▶ _Problem description_: Filter this data down to the lines that hold "Spaces", and copy them.

▶ _Record set_:
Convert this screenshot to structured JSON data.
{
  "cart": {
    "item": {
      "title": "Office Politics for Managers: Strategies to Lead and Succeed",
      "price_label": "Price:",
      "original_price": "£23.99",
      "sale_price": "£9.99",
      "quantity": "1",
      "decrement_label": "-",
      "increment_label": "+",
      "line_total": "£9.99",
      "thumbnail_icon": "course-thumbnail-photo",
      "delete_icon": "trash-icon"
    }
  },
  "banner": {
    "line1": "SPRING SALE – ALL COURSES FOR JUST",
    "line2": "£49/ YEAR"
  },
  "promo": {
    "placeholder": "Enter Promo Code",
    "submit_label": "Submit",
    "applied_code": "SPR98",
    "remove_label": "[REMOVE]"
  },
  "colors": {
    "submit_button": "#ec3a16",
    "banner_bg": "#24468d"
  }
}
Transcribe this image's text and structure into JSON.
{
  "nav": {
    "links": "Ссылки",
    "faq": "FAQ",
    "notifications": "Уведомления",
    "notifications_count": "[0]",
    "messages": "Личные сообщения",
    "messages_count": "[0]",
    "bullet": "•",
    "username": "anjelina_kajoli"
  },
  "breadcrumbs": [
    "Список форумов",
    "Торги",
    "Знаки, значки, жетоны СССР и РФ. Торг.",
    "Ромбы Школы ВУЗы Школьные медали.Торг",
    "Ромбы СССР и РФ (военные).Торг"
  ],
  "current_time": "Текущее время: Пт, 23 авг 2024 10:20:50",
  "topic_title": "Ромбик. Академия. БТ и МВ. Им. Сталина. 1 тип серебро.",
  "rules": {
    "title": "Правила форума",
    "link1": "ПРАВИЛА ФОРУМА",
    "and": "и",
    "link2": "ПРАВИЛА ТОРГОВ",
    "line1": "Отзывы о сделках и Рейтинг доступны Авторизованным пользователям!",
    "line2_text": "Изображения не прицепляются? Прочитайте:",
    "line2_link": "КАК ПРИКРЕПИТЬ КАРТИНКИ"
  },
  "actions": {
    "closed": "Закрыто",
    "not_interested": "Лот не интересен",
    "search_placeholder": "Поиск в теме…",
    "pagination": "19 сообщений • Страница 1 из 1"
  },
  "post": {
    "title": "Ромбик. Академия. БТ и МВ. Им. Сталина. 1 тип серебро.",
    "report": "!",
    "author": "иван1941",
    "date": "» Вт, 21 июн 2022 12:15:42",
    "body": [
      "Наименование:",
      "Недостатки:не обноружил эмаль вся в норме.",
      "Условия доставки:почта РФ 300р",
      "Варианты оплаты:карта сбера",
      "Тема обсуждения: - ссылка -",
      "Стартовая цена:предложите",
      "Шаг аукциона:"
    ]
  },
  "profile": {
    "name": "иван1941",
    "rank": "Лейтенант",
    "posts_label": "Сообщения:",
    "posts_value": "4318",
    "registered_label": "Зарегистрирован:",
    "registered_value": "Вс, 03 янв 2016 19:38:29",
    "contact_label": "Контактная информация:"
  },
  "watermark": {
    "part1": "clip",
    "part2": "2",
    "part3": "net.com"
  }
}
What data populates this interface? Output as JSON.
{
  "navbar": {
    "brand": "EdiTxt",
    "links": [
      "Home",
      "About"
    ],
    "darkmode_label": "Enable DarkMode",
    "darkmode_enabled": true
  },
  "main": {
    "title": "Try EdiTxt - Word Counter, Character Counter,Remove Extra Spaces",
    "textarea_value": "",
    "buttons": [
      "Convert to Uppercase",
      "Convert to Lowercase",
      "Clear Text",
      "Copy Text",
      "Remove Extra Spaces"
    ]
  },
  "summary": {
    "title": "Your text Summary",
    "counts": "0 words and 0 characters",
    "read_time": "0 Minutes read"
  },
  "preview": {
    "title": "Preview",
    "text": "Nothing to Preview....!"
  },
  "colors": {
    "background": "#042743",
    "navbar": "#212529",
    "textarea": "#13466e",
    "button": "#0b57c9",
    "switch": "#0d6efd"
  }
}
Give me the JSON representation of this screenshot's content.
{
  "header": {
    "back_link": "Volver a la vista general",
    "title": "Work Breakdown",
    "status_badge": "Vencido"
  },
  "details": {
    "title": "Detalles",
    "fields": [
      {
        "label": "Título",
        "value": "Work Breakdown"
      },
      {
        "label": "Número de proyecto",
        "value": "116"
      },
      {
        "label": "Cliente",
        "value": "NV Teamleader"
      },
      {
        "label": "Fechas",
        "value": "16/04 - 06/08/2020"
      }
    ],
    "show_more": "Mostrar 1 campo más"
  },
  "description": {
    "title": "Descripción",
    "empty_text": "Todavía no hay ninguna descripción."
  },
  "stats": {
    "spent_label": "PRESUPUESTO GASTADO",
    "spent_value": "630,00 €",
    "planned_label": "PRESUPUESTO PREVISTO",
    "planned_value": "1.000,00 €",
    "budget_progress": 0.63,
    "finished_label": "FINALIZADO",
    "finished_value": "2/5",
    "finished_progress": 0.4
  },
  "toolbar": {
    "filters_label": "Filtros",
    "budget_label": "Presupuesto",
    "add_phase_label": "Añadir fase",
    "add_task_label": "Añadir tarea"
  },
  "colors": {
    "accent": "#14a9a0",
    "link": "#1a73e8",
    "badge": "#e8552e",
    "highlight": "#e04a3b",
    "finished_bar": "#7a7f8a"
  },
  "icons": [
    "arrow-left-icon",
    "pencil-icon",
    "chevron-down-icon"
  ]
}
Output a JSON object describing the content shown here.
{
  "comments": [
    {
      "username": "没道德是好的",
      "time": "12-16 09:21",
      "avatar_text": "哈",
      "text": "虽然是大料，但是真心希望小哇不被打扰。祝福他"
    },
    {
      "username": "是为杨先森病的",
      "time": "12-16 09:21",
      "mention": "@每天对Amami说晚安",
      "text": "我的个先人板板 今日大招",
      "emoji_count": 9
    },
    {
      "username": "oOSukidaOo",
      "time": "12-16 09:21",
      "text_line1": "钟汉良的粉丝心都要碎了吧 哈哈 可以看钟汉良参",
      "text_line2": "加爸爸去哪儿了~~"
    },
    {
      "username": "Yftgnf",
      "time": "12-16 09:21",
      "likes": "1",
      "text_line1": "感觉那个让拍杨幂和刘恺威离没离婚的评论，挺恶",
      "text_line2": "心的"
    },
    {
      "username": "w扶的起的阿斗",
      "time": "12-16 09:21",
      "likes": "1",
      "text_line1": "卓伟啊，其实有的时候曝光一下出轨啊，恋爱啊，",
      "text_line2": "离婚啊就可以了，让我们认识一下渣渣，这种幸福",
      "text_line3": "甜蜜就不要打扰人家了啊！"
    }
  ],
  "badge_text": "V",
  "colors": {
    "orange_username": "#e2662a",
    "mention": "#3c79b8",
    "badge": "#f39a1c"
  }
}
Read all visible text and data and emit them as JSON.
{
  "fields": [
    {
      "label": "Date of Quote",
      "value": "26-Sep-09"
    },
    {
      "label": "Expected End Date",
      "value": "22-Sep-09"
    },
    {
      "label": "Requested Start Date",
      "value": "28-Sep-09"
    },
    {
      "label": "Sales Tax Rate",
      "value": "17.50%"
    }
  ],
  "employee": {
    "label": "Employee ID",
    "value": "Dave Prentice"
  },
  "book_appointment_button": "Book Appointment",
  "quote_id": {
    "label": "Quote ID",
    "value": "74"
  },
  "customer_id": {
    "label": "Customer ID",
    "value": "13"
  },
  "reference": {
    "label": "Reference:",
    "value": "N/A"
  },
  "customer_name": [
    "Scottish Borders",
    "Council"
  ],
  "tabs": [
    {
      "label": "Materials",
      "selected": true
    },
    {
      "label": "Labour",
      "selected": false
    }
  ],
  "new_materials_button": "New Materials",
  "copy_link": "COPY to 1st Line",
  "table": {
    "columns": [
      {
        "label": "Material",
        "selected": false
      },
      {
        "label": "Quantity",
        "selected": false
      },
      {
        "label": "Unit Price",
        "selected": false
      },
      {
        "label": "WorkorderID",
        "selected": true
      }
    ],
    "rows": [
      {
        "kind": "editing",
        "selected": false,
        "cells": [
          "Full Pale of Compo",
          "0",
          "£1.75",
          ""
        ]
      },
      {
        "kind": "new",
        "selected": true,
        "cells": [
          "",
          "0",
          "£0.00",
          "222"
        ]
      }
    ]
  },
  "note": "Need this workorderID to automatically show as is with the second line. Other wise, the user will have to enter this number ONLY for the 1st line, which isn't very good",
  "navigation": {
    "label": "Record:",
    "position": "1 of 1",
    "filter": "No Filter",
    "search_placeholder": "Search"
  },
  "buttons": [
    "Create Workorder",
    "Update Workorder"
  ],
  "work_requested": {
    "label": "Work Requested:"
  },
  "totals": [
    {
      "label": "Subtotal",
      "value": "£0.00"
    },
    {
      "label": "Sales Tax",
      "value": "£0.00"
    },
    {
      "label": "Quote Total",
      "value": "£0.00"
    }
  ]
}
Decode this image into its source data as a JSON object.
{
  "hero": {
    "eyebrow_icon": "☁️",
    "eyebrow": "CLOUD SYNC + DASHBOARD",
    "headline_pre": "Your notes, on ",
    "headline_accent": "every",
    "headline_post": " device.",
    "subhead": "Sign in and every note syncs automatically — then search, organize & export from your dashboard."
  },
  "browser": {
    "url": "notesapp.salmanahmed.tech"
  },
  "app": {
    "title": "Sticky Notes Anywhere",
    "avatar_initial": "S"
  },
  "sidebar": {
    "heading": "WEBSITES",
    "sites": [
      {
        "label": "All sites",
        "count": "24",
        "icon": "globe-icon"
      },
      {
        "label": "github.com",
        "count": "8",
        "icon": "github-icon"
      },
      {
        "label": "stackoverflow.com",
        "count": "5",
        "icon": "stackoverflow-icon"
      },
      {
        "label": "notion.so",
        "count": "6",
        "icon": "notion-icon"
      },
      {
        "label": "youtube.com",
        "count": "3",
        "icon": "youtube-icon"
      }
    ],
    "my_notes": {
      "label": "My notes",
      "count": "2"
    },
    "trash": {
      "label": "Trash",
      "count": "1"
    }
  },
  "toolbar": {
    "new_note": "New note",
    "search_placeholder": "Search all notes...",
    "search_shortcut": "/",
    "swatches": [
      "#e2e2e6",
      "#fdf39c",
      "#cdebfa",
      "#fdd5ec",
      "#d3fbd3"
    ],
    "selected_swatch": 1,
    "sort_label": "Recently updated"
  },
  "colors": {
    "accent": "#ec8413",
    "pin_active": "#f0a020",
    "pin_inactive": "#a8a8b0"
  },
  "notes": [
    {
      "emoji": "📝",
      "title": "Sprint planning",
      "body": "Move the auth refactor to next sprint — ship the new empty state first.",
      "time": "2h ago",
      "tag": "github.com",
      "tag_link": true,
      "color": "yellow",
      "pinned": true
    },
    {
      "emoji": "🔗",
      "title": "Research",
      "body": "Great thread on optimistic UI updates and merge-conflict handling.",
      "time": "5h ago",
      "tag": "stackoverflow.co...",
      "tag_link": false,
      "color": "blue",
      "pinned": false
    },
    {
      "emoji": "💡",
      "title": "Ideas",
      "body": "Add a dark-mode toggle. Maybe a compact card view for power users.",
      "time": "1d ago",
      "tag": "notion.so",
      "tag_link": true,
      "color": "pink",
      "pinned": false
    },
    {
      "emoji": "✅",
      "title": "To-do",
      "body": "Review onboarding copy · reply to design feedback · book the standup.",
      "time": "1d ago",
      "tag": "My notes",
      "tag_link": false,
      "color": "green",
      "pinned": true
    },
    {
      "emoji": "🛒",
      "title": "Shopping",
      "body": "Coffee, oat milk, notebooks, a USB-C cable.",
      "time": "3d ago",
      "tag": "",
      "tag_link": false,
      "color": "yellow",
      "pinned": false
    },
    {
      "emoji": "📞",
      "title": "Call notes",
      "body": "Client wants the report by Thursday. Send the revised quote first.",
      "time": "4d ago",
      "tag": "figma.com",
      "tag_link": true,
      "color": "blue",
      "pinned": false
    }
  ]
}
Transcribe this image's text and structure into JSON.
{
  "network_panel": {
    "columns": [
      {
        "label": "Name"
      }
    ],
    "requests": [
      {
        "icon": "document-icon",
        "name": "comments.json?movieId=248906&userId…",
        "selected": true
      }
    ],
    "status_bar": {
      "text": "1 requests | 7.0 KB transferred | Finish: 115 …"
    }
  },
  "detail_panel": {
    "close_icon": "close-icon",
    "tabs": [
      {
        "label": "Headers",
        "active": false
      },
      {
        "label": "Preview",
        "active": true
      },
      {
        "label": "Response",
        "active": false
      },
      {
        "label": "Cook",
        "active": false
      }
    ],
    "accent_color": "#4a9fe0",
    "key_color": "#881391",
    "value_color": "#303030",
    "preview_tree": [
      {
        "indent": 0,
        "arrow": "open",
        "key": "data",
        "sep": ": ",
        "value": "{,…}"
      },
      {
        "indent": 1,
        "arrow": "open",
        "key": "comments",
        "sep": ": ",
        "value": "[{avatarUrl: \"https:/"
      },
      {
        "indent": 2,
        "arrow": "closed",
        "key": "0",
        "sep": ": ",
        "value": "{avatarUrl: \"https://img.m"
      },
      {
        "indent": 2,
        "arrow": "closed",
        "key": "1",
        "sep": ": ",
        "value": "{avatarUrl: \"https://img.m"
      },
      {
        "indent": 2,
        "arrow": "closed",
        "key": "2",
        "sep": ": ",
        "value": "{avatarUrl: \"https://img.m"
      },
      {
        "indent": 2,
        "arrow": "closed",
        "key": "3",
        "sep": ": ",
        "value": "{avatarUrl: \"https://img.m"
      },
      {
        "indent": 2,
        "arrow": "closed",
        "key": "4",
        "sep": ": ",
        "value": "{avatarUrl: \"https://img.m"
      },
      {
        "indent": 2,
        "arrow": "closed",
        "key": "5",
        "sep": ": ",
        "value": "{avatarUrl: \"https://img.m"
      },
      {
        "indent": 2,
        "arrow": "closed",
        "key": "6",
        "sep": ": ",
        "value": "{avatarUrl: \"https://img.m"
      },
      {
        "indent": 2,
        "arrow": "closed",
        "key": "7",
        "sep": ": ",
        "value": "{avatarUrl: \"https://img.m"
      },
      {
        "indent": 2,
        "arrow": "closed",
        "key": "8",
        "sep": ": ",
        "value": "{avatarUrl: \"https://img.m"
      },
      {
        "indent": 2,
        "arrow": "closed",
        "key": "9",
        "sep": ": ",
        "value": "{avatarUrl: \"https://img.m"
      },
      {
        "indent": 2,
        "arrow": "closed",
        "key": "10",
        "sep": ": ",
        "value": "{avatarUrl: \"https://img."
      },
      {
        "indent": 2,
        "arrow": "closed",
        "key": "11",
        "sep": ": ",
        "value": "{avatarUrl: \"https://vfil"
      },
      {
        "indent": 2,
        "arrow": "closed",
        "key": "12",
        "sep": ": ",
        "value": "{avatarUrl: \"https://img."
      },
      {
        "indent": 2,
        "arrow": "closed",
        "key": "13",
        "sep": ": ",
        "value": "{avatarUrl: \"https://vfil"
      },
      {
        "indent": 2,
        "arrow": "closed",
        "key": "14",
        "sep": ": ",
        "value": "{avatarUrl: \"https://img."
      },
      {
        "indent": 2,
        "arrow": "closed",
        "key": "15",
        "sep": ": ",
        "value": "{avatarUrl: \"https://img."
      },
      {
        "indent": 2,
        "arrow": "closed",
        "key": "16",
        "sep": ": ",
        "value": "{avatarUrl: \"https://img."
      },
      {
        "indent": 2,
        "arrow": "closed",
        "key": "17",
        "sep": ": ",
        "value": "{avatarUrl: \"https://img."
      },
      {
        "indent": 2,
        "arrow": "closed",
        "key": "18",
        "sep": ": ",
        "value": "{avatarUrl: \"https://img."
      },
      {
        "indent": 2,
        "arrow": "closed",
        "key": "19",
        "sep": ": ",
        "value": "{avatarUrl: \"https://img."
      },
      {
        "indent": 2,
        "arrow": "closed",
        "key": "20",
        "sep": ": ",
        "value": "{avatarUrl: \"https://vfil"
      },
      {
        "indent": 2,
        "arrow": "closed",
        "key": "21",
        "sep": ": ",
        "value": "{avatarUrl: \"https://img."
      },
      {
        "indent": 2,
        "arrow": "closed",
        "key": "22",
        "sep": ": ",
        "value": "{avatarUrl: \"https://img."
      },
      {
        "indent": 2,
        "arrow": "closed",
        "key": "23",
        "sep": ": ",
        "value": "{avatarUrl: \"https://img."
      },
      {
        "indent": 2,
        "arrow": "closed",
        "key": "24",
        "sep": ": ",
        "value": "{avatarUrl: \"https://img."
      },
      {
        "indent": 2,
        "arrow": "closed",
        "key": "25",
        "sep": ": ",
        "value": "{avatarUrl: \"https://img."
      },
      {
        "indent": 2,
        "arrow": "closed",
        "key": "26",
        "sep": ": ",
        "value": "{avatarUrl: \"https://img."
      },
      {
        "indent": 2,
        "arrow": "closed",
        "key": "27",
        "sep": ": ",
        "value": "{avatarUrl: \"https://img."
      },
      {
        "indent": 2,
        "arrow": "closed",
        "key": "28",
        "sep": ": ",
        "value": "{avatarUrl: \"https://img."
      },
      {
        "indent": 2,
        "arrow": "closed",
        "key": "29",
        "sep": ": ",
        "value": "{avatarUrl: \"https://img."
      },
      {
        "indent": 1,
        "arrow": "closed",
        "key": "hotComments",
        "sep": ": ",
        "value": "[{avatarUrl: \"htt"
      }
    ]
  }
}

▶ _Response_:
    "title": "Try EdiTxt - Word Counter, Character Counter,Remove Extra Spaces",
      "Remove Extra Spaces"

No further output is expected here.